Search the listing below for the word "label" and copy each line that holds it.

__Given information__:
——

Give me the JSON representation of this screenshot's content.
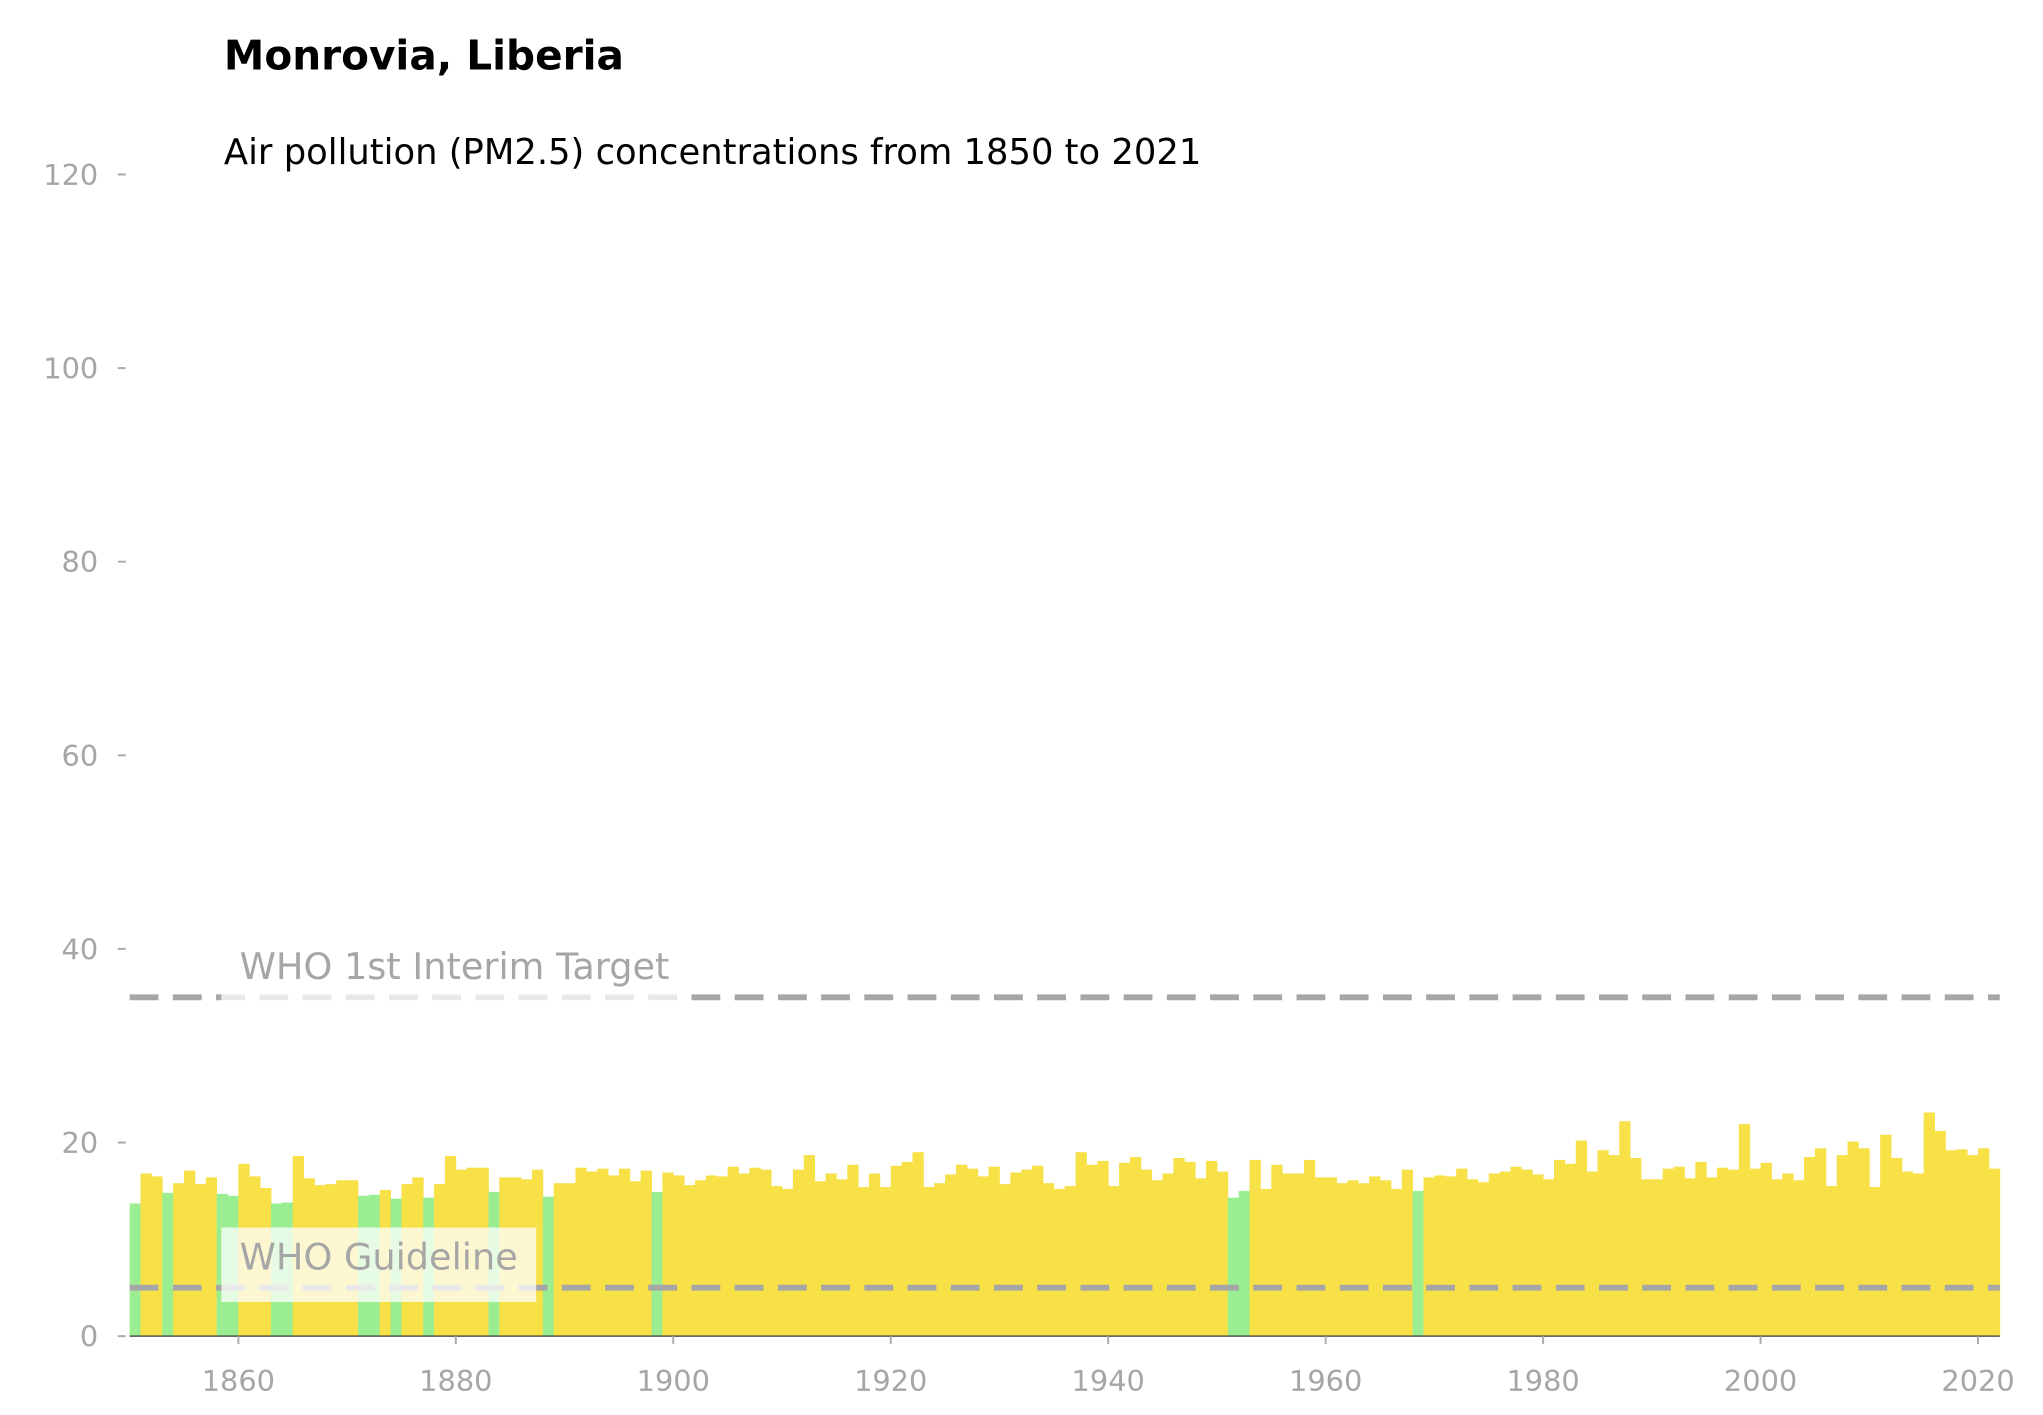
{
  "chart_data": {
    "type": "bar",
    "title": "Monrovia, Liberia",
    "subtitle": "Air pollution (PM2.5) concentrations from 1850 to 2021",
    "x": [
      1850,
      1851,
      1852,
      1853,
      1854,
      1855,
      1856,
      1857,
      1858,
      1859,
      1860,
      1861,
      1862,
      1863,
      1864,
      1865,
      1866,
      1867,
      1868,
      1869,
      1870,
      1871,
      1872,
      1873,
      1874,
      1875,
      1876,
      1877,
      1878,
      1879,
      1880,
      1881,
      1882,
      1883,
      1884,
      1885,
      1886,
      1887,
      1888,
      1889,
      1890,
      1891,
      1892,
      1893,
      1894,
      1895,
      1896,
      1897,
      1898,
      1899,
      1900,
      1901,
      1902,
      1903,
      1904,
      1905,
      1906,
      1907,
      1908,
      1909,
      1910,
      1911,
      1912,
      1913,
      1914,
      1915,
      1916,
      1917,
      1918,
      1919,
      1920,
      1921,
      1922,
      1923,
      1924,
      1925,
      1926,
      1927,
      1928,
      1929,
      1930,
      1931,
      1932,
      1933,
      1934,
      1935,
      1936,
      1937,
      1938,
      1939,
      1940,
      1941,
      1942,
      1943,
      1944,
      1945,
      1946,
      1947,
      1948,
      1949,
      1950,
      1951,
      1952,
      1953,
      1954,
      1955,
      1956,
      1957,
      1958,
      1959,
      1960,
      1961,
      1962,
      1963,
      1964,
      1965,
      1966,
      1967,
      1968,
      1969,
      1970,
      1971,
      1972,
      1973,
      1974,
      1975,
      1976,
      1977,
      1978,
      1979,
      1980,
      1981,
      1982,
      1983,
      1984,
      1985,
      1986,
      1987,
      1988,
      1989,
      1990,
      1991,
      1992,
      1993,
      1994,
      1995,
      1996,
      1997,
      1998,
      1999,
      2000,
      2001,
      2002,
      2003,
      2004,
      2005,
      2006,
      2007,
      2008,
      2009,
      2010,
      2011,
      2012,
      2013,
      2014,
      2015,
      2016,
      2017,
      2018,
      2019,
      2020,
      2021
    ],
    "values": [
      13.7,
      16.8,
      16.5,
      14.8,
      15.8,
      17.1,
      15.7,
      16.4,
      14.7,
      14.5,
      17.8,
      16.5,
      15.3,
      13.7,
      13.8,
      18.6,
      16.3,
      15.6,
      15.7,
      16.1,
      16.1,
      14.5,
      14.6,
      15.1,
      14.2,
      15.7,
      16.4,
      14.3,
      15.7,
      18.6,
      17.2,
      17.4,
      17.4,
      14.9,
      16.4,
      16.4,
      16.2,
      17.2,
      14.4,
      15.8,
      15.8,
      17.4,
      17.0,
      17.3,
      16.6,
      17.3,
      16.0,
      17.1,
      14.9,
      16.9,
      16.6,
      15.6,
      16.1,
      16.6,
      16.5,
      17.5,
      16.8,
      17.4,
      17.2,
      15.5,
      15.2,
      17.2,
      18.7,
      16.0,
      16.8,
      16.2,
      17.7,
      15.4,
      16.8,
      15.4,
      17.6,
      18.0,
      19.0,
      15.4,
      15.8,
      16.7,
      17.7,
      17.3,
      16.5,
      17.5,
      15.7,
      16.9,
      17.2,
      17.6,
      15.8,
      15.2,
      15.5,
      19.0,
      17.7,
      18.1,
      15.5,
      17.9,
      18.5,
      17.2,
      16.1,
      16.8,
      18.4,
      18.0,
      16.3,
      18.1,
      17.0,
      14.3,
      15.0,
      18.2,
      15.2,
      17.7,
      16.8,
      16.8,
      18.2,
      16.4,
      16.4,
      15.8,
      16.1,
      15.8,
      16.5,
      16.1,
      15.2,
      17.2,
      15.0,
      16.4,
      16.6,
      16.5,
      17.3,
      16.2,
      15.9,
      16.8,
      17.0,
      17.5,
      17.2,
      16.7,
      16.2,
      18.2,
      17.8,
      20.2,
      17.0,
      19.2,
      18.7,
      22.2,
      18.4,
      16.2,
      16.2,
      17.3,
      17.5,
      16.3,
      18.0,
      16.4,
      17.4,
      17.2,
      21.9,
      17.3,
      17.9,
      16.2,
      16.8,
      16.1,
      18.5,
      19.4,
      15.5,
      18.7,
      20.1,
      19.4,
      15.4,
      20.8,
      18.4,
      17.0,
      16.8,
      23.1,
      21.2,
      19.2,
      19.3,
      18.7,
      19.4,
      17.3
    ],
    "colors": [
      "#9aed91",
      "#f8e047",
      "#f8e047",
      "#9aed91",
      "#f8e047",
      "#f8e047",
      "#f8e047",
      "#f8e047",
      "#9aed91",
      "#9aed91",
      "#f8e047",
      "#f8e047",
      "#f8e047",
      "#9aed91",
      "#9aed91",
      "#f8e047",
      "#f8e047",
      "#f8e047",
      "#f8e047",
      "#f8e047",
      "#f8e047",
      "#9aed91",
      "#9aed91",
      "#f8e047",
      "#9aed91",
      "#f8e047",
      "#f8e047",
      "#9aed91",
      "#f8e047",
      "#f8e047",
      "#f8e047",
      "#f8e047",
      "#f8e047",
      "#9aed91",
      "#f8e047",
      "#f8e047",
      "#f8e047",
      "#f8e047",
      "#9aed91",
      "#f8e047",
      "#f8e047",
      "#f8e047",
      "#f8e047",
      "#f8e047",
      "#f8e047",
      "#f8e047",
      "#f8e047",
      "#f8e047",
      "#9aed91",
      "#f8e047",
      "#f8e047",
      "#f8e047",
      "#f8e047",
      "#f8e047",
      "#f8e047",
      "#f8e047",
      "#f8e047",
      "#f8e047",
      "#f8e047",
      "#f8e047",
      "#f8e047",
      "#f8e047",
      "#f8e047",
      "#f8e047",
      "#f8e047",
      "#f8e047",
      "#f8e047",
      "#f8e047",
      "#f8e047",
      "#f8e047",
      "#f8e047",
      "#f8e047",
      "#f8e047",
      "#f8e047",
      "#f8e047",
      "#f8e047",
      "#f8e047",
      "#f8e047",
      "#f8e047",
      "#f8e047",
      "#f8e047",
      "#f8e047",
      "#f8e047",
      "#f8e047",
      "#f8e047",
      "#f8e047",
      "#f8e047",
      "#f8e047",
      "#f8e047",
      "#f8e047",
      "#f8e047",
      "#f8e047",
      "#f8e047",
      "#f8e047",
      "#f8e047",
      "#f8e047",
      "#f8e047",
      "#f8e047",
      "#f8e047",
      "#f8e047",
      "#f8e047",
      "#9aed91",
      "#9aed91",
      "#f8e047",
      "#f8e047",
      "#f8e047",
      "#f8e047",
      "#f8e047",
      "#f8e047",
      "#f8e047",
      "#f8e047",
      "#f8e047",
      "#f8e047",
      "#f8e047",
      "#f8e047",
      "#f8e047",
      "#f8e047",
      "#f8e047",
      "#9aed91",
      "#f8e047",
      "#f8e047",
      "#f8e047",
      "#f8e047",
      "#f8e047",
      "#f8e047",
      "#f8e047",
      "#f8e047",
      "#f8e047",
      "#f8e047",
      "#f8e047",
      "#f8e047",
      "#f8e047",
      "#f8e047",
      "#f8e047",
      "#f8e047",
      "#f8e047",
      "#f8e047",
      "#f8e047",
      "#f8e047",
      "#f8e047",
      "#f8e047",
      "#f8e047",
      "#f8e047",
      "#f8e047",
      "#f8e047",
      "#f8e047",
      "#f8e047",
      "#f8e047",
      "#f8e047",
      "#f8e047",
      "#f8e047",
      "#f8e047",
      "#f8e047",
      "#f8e047",
      "#f8e047",
      "#f8e047",
      "#f8e047",
      "#f8e047",
      "#f8e047",
      "#f8e047",
      "#f8e047",
      "#f8e047",
      "#f8e047",
      "#f8e047",
      "#f8e047",
      "#f8e047",
      "#f8e047",
      "#f8e047",
      "#f8e047",
      "#f8e047",
      "#f8e047",
      "#f8e047"
    ],
    "xlim": [
      1850,
      2022
    ],
    "ylim": [
      0,
      120
    ],
    "xticks": [
      1860,
      1880,
      1900,
      1920,
      1940,
      1960,
      1980,
      2000,
      2020
    ],
    "yticks": [
      0,
      20,
      40,
      60,
      80,
      100,
      120
    ],
    "reference_lines": [
      {
        "value": 35,
        "label": "WHO 1st Interim Target"
      },
      {
        "value": 5,
        "label": "WHO Guideline"
      }
    ]
  }
}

——

__Task response__:
        "label": "WHO 1st Interim Target"
        "label": "WHO Guideline"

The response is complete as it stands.